Below is a block of records; reproduce all of them exactly and leave out any pictures.

## BEGIN Provided entries

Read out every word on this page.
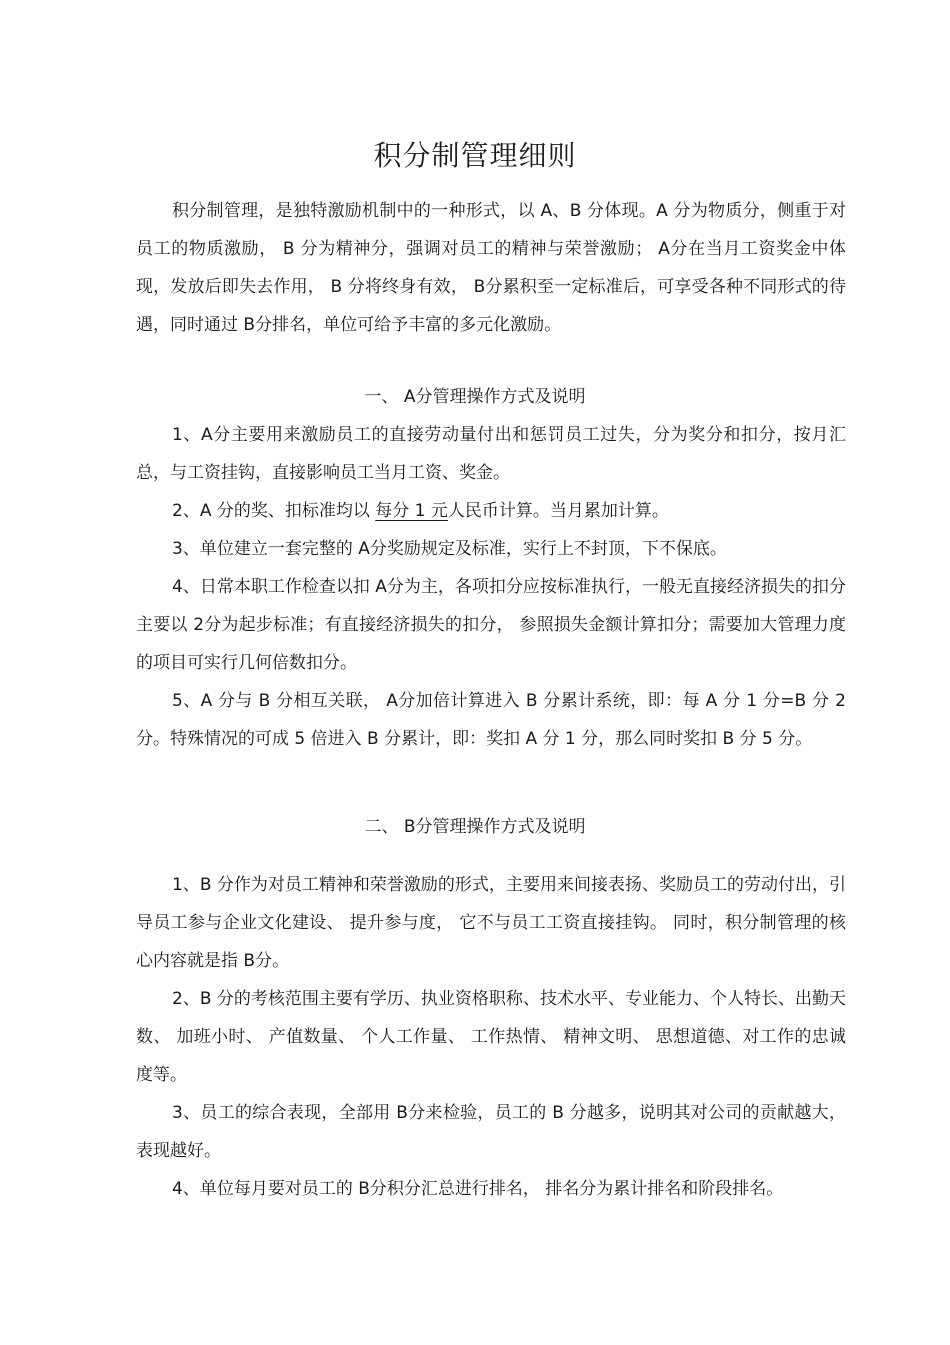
积分制管理细则

积分制管理，是独特激励机制中的一种形式，以 A、B 分体现。A 分为物质分，侧重于对员工的物质激励， B 分为精神分，强调对员工的精神与荣誉激励； A分在当月工资奖金中体现，发放后即失去作用， B 分将终身有效， B分累积至一定标准后，可享受各种不同形式的待遇，同时通过 B分排名，单位可给予丰富的多元化激励。

一、 A分管理操作方式及说明

1、A分主要用来激励员工的直接劳动量付出和惩罚员工过失，分为奖分和扣分，按月汇总，与工资挂钩，直接影响员工当月工资、奖金。

2、A 分的奖、扣标准均以 每分 1 元人民币计算。当月累加计算。

3、单位建立一套完整的 A分奖励规定及标准，实行上不封顶，下不保底。

4、日常本职工作检查以扣 A分为主，各项扣分应按标准执行，一般无直接经济损失的扣分主要以 2分为起步标准；有直接经济损失的扣分， 参照损失金额计算扣分；需要加大管理力度的项目可实行几何倍数扣分。

5、A 分与 B 分相互关联， A分加倍计算进入 B 分累计系统，即：每 A 分 1 分=B 分 2 分。特殊情况的可成 5 倍进入 B 分累计，即：奖扣 A 分 1 分，那么同时奖扣 B 分 5 分。

二、 B分管理操作方式及说明

1、B 分作为对员工精神和荣誉激励的形式，主要用来间接表扬、奖励员工的劳动付出，引导员工参与企业文化建设、 提升参与度， 它不与员工工资直接挂钩。 同时，积分制管理的核心内容就是指 B分。

2、B 分的考核范围主要有学历、执业资格职称、技术水平、专业能力、个人特长、出勤天数、 加班小时、 产值数量、 个人工作量、 工作热情、 精神文明、 思想道德、对工作的忠诚度等。

3、员工的综合表现，全部用 B分来检验，员工的 B 分越多，说明其对公司的贡献越大，表现越好。

4、单位每月要对员工的 B分积分汇总进行排名， 排名分为累计排名和阶段排名。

## END Provided entries

— The answer —
Read out every word on this page.
积分制管理细则

积分制管理，是独特激励机制中的一种形式，以 A、B 分体现。A 分为物质分，侧重于对员工的物质激励， B 分为精神分，强调对员工的精神与荣誉激励； A分在当月工资奖金中体现，发放后即失去作用， B 分将终身有效， B分累积至一定标准后，可享受各种不同形式的待遇，同时通过 B分排名，单位可给予丰富的多元化激励。

一、 A分管理操作方式及说明

1、A分主要用来激励员工的直接劳动量付出和惩罚员工过失，分为奖分和扣分，按月汇总，与工资挂钩，直接影响员工当月工资、奖金。

2、A 分的奖、扣标准均以 每分 1 元人民币计算。当月累加计算。

3、单位建立一套完整的 A分奖励规定及标准，实行上不封顶，下不保底。

4、日常本职工作检查以扣 A分为主，各项扣分应按标准执行，一般无直接经济损失的扣分主要以 2分为起步标准；有直接经济损失的扣分， 参照损失金额计算扣分；需要加大管理力度的项目可实行几何倍数扣分。

5、A 分与 B 分相互关联， A分加倍计算进入 B 分累计系统，即：每 A 分 1 分=B 分 2 分。特殊情况的可成 5 倍进入 B 分累计，即：奖扣 A 分 1 分，那么同时奖扣 B 分 5 分。

二、 B分管理操作方式及说明

1、B 分作为对员工精神和荣誉激励的形式，主要用来间接表扬、奖励员工的劳动付出，引导员工参与企业文化建设、 提升参与度， 它不与员工工资直接挂钩。 同时，积分制管理的核心内容就是指 B分。

2、B 分的考核范围主要有学历、执业资格职称、技术水平、专业能力、个人特长、出勤天数、 加班小时、 产值数量、 个人工作量、 工作热情、 精神文明、 思想道德、对工作的忠诚度等。

3、员工的综合表现，全部用 B分来检验，员工的 B 分越多，说明其对公司的贡献越大，表现越好。

4、单位每月要对员工的 B分积分汇总进行排名， 排名分为累计排名和阶段排名。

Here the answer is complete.